> **Stored rows**

____________

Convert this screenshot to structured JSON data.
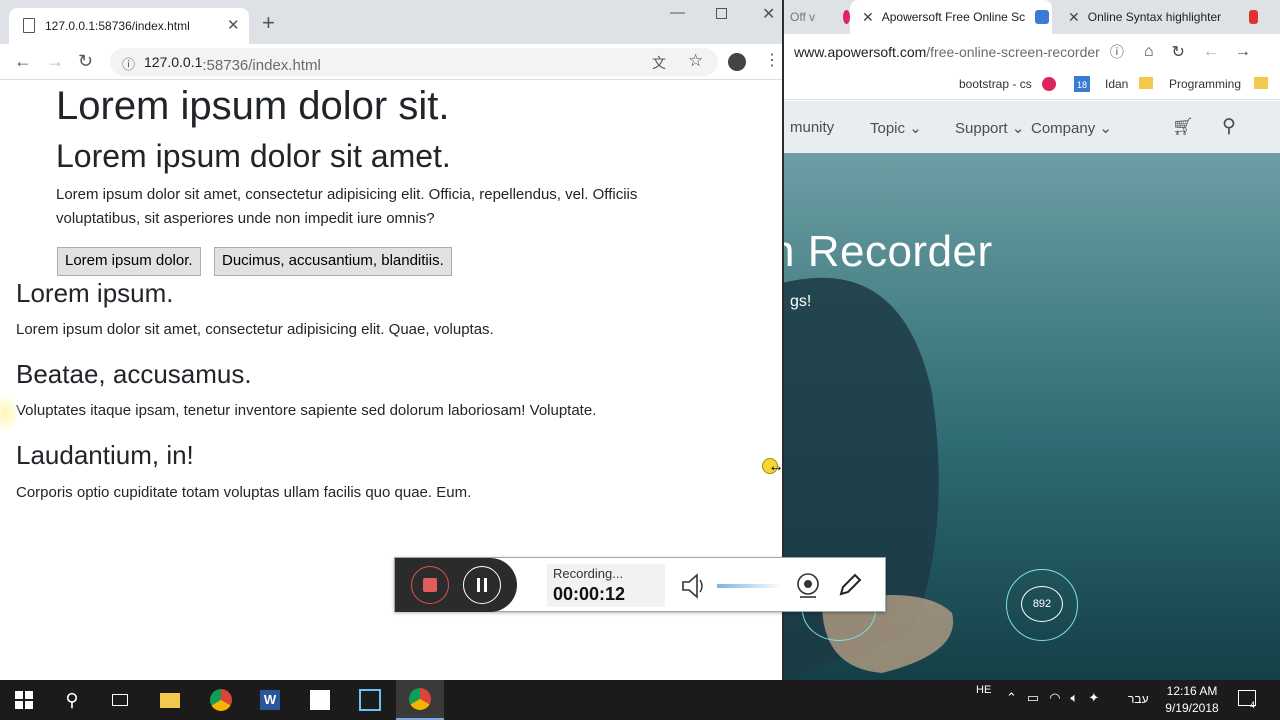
{
  "left_browser": {
    "tab_title": "127.0.0.1:58736/index.html",
    "url_host": "127.0.0.1",
    "url_path": ":58736/index.html"
  },
  "page": {
    "h1": "Lorem ipsum dolor sit.",
    "h2": "Lorem ipsum dolor sit amet.",
    "intro_line1": "Lorem ipsum dolor sit amet, consectetur adipisicing elit. Officia, repellendus, vel. Officiis",
    "intro_line2": "voluptatibus, sit asperiores unde non impedit iure omnis?",
    "button1": "Lorem ipsum dolor.",
    "button2": "Ducimus, accusantium, blanditiis.",
    "sections": [
      {
        "heading": "Lorem ipsum.",
        "text": "Lorem ipsum dolor sit amet, consectetur adipisicing elit. Quae, voluptas."
      },
      {
        "heading": "Beatae, accusamus.",
        "text": "Voluptates itaque ipsam, tenetur inventore sapiente sed dolorum laboriosam! Voluptate."
      },
      {
        "heading": "Laudantium, in!",
        "text": "Corporis optio cupiditate totam voluptas ullam facilis quo quae. Eum."
      }
    ]
  },
  "right_browser": {
    "tab_partial": "Off v",
    "tab_active": "Apowersoft Free Online Sc",
    "tab_other": "Online Syntax highlighter",
    "url_host": "www.apowersoft.com",
    "url_path": "/free-online-screen-recorder",
    "bookmarks": [
      "bootstrap - cs",
      "Idan",
      "Programming"
    ],
    "bookmark_badge": "18",
    "nav": [
      "munity",
      "Topic",
      "Support",
      "Company"
    ],
    "hero_title": "n Recorder",
    "hero_sub": "gs!",
    "bubble_count": "892"
  },
  "recorder": {
    "status": "Recording...",
    "time": "00:00:12"
  },
  "taskbar": {
    "lang_top": "HE",
    "lang_bottom": "עבר",
    "time": "12:16 AM",
    "date": "9/19/2018",
    "notif_count": "4"
  },
  "colors": {
    "stop_red": "#e25c5c",
    "tab_bar": "#dee1e6",
    "taskbar": "#1b1b1b"
  }
}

____________

Check each line above for the word "elit", and copy the lines where it appears.

    "intro_line1": "Lorem ipsum dolor sit amet, consectetur adipisicing elit. Officia, repellendus, vel. Officiis",
        "text": "Lorem ipsum dolor sit amet, consectetur adipisicing elit. Quae, voluptas."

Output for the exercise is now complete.